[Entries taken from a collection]
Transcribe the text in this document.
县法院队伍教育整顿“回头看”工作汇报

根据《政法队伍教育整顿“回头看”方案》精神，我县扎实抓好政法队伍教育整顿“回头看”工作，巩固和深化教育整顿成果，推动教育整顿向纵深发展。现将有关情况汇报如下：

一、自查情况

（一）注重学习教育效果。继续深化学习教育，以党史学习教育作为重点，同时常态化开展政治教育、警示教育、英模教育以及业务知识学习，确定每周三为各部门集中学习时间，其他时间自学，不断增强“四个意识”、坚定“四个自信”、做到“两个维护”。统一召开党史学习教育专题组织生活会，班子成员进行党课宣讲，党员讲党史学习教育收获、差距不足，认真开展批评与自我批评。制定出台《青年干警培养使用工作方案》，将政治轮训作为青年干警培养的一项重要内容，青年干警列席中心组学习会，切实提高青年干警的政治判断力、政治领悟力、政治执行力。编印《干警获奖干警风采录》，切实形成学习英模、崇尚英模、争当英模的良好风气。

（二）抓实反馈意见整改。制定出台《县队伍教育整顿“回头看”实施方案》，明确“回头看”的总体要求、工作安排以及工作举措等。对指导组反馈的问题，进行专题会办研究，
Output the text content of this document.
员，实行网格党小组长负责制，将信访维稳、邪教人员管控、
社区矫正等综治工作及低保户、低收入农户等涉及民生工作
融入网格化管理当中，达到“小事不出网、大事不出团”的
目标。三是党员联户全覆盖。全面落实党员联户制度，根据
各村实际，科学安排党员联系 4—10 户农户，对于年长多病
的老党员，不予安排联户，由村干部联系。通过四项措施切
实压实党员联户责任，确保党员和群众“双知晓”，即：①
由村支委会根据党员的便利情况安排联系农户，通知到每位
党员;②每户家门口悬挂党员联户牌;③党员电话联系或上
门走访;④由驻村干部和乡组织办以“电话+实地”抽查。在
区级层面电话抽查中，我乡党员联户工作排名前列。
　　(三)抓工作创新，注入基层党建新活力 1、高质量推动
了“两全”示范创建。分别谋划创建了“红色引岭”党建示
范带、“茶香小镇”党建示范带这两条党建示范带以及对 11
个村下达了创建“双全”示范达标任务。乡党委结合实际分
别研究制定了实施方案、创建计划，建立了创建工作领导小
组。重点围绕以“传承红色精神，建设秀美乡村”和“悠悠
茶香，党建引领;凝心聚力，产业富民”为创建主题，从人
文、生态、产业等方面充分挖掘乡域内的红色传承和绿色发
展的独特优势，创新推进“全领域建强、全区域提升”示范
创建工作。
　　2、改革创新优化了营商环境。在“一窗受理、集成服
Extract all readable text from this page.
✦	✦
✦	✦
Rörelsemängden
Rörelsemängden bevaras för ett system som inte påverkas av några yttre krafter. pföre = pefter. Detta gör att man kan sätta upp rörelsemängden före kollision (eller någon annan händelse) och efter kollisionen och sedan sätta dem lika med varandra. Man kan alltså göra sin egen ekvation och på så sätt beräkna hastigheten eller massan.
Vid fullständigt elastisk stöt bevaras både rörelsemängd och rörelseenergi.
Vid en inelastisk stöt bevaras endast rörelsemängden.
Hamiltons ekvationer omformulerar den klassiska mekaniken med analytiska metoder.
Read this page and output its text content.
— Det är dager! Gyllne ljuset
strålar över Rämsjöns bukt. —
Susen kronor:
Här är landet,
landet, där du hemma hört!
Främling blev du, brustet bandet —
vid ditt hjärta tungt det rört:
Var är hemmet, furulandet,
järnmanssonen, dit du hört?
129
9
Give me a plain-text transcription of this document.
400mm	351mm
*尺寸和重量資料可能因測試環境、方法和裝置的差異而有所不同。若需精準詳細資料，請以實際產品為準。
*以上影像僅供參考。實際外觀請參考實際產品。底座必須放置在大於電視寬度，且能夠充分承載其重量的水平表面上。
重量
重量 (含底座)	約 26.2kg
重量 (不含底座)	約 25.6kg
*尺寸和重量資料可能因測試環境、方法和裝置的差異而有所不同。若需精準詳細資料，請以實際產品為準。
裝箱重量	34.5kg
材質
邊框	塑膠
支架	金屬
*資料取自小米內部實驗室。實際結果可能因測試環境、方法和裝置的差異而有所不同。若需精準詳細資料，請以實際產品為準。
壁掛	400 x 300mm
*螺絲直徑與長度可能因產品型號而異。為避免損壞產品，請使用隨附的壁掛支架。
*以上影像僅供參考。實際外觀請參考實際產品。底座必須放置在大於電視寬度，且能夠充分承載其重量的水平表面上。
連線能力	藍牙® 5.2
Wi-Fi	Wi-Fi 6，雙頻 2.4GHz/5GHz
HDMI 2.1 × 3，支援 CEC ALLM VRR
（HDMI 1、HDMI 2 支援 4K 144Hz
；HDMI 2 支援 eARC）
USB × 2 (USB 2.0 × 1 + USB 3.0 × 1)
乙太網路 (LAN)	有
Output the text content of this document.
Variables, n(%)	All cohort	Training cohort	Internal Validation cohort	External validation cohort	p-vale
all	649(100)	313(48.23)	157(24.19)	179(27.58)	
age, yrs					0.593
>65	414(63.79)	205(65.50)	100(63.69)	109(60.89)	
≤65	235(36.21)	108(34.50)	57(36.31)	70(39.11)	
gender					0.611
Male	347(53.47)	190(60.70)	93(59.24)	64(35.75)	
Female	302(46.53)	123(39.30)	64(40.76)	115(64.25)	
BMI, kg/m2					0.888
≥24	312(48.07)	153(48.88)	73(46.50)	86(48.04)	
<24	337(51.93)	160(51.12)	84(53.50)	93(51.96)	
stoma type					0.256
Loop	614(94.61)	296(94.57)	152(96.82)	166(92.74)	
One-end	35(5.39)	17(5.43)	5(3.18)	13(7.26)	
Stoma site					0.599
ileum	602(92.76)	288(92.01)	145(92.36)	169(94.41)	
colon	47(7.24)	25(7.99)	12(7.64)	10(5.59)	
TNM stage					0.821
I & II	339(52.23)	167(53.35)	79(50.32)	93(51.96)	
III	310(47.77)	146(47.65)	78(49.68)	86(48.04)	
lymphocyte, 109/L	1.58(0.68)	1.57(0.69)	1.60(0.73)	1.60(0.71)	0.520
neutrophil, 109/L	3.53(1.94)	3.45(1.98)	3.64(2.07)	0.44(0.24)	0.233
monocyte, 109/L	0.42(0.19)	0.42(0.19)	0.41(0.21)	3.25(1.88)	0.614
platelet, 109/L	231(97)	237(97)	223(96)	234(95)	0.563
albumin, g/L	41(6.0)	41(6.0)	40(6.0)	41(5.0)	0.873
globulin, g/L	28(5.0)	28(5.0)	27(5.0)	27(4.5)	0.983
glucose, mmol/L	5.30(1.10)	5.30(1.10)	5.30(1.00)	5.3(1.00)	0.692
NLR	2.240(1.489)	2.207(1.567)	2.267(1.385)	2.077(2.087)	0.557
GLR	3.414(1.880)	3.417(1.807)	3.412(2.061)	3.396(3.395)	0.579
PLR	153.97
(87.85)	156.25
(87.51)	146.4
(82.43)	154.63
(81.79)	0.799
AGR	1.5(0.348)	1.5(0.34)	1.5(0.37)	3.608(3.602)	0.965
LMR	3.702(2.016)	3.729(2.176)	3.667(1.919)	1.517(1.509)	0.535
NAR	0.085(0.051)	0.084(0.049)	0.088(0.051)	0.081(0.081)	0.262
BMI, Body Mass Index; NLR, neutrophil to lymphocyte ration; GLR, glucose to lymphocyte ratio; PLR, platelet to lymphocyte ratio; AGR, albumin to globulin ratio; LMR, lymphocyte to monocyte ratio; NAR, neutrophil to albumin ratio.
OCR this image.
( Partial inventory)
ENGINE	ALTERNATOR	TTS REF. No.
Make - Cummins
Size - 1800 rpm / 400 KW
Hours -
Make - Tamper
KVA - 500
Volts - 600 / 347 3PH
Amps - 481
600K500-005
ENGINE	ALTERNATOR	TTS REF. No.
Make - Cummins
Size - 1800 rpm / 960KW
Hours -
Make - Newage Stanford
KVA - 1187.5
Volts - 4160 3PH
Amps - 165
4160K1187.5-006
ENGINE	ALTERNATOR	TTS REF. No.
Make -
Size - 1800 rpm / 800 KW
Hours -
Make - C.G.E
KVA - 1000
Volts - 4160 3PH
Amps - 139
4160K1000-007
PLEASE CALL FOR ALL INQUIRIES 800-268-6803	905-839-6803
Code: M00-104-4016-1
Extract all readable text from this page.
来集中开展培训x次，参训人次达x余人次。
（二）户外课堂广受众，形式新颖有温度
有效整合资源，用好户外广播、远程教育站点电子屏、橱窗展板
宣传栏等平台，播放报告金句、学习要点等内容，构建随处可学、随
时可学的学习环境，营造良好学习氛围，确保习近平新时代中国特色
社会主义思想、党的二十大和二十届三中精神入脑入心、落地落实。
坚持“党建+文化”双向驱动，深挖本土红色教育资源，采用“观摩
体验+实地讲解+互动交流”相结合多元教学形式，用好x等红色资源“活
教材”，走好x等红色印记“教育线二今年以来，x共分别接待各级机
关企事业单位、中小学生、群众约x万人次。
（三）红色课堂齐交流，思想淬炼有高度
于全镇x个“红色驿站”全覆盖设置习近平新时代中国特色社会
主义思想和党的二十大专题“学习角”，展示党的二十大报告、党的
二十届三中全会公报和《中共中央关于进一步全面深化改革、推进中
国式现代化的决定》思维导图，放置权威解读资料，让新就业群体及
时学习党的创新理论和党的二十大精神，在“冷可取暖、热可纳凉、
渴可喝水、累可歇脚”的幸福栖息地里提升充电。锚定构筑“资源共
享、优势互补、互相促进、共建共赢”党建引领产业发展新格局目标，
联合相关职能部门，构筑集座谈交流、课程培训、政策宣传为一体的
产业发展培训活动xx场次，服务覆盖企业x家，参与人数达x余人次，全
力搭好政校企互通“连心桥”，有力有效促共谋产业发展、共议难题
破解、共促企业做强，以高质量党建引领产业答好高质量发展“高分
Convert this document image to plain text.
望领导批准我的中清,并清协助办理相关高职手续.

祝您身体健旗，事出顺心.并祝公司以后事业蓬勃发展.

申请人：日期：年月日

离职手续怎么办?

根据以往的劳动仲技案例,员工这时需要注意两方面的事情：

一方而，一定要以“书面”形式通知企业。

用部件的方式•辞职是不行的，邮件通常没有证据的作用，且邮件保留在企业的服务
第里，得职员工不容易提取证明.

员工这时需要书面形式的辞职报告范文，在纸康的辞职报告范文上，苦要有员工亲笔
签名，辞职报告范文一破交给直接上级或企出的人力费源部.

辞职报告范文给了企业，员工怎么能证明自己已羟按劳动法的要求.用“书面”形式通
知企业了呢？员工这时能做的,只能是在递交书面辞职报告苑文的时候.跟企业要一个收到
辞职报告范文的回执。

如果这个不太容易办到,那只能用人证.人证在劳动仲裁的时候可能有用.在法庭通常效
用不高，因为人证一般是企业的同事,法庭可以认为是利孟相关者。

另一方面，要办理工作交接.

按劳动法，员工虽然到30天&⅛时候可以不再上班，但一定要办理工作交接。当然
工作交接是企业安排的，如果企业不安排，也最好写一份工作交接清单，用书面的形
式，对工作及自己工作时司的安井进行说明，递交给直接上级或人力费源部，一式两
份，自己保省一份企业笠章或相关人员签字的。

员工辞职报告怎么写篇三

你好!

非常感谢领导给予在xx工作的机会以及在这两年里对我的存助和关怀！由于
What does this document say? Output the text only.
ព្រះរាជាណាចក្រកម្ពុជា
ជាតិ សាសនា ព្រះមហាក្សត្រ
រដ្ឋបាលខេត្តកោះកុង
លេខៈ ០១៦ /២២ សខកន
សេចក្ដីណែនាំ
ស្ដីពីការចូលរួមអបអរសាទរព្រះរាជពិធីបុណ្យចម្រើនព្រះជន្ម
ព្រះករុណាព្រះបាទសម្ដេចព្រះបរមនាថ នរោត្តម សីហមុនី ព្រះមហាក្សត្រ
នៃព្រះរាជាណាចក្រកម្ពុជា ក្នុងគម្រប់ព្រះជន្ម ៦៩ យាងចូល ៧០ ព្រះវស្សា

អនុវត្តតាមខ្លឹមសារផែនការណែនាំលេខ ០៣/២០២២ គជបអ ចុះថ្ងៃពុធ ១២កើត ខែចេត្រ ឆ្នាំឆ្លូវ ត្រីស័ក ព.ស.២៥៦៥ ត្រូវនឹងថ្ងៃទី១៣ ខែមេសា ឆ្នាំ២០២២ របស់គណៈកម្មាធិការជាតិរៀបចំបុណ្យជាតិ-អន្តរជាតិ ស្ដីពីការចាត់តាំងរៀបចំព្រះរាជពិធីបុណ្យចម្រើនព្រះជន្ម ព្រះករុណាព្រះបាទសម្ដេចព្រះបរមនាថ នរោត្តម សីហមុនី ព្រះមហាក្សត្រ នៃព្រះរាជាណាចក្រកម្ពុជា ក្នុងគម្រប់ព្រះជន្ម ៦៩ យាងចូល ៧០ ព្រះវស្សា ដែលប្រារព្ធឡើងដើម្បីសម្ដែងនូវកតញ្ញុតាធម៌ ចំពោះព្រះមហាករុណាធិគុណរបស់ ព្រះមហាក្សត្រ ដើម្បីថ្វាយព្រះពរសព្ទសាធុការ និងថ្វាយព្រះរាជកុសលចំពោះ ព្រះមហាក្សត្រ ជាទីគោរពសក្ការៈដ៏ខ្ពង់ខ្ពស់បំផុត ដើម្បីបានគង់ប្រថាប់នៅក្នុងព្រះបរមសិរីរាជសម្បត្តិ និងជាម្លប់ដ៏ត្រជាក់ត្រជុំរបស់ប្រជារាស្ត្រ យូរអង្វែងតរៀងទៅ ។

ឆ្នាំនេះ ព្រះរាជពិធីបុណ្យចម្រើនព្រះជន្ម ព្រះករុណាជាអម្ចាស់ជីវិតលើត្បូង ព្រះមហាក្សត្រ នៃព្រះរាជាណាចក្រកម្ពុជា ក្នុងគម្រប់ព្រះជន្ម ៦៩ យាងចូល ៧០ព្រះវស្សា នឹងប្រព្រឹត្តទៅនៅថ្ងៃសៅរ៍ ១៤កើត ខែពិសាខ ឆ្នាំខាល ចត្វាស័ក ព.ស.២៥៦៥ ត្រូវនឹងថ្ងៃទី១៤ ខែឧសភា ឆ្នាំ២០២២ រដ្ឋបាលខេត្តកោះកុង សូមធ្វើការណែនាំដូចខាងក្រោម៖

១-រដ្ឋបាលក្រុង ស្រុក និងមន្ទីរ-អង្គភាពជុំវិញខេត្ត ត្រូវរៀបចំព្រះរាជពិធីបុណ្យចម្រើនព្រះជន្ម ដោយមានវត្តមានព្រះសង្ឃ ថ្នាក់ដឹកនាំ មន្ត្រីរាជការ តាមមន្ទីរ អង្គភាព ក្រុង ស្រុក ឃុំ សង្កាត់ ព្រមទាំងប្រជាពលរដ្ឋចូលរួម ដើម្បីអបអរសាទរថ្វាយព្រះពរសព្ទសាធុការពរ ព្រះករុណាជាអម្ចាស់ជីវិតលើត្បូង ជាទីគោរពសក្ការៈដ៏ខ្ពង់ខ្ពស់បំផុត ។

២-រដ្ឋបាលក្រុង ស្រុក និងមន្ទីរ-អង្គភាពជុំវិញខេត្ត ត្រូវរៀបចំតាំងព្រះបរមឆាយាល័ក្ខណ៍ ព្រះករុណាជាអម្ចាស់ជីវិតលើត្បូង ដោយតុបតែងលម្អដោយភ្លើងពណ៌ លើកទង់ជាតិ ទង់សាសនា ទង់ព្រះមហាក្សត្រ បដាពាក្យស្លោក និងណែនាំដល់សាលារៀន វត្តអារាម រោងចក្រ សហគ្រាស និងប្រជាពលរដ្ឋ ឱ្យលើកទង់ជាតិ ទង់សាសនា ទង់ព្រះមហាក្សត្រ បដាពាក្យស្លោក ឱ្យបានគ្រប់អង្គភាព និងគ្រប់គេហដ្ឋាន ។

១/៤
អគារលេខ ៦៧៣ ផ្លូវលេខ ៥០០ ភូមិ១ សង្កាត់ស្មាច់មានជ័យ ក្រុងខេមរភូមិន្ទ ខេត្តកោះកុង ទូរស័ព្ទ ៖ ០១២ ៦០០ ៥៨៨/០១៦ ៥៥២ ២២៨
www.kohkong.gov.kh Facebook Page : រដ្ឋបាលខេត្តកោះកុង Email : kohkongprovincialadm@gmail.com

> _PROBLEM DESCRIPTION_
Copy every line of the listing where the word "hört" appears.

> _OUTPUT FOR THIS EXERCISE_
landet, där du hemma hört!
järnmanssonen, dit du hört?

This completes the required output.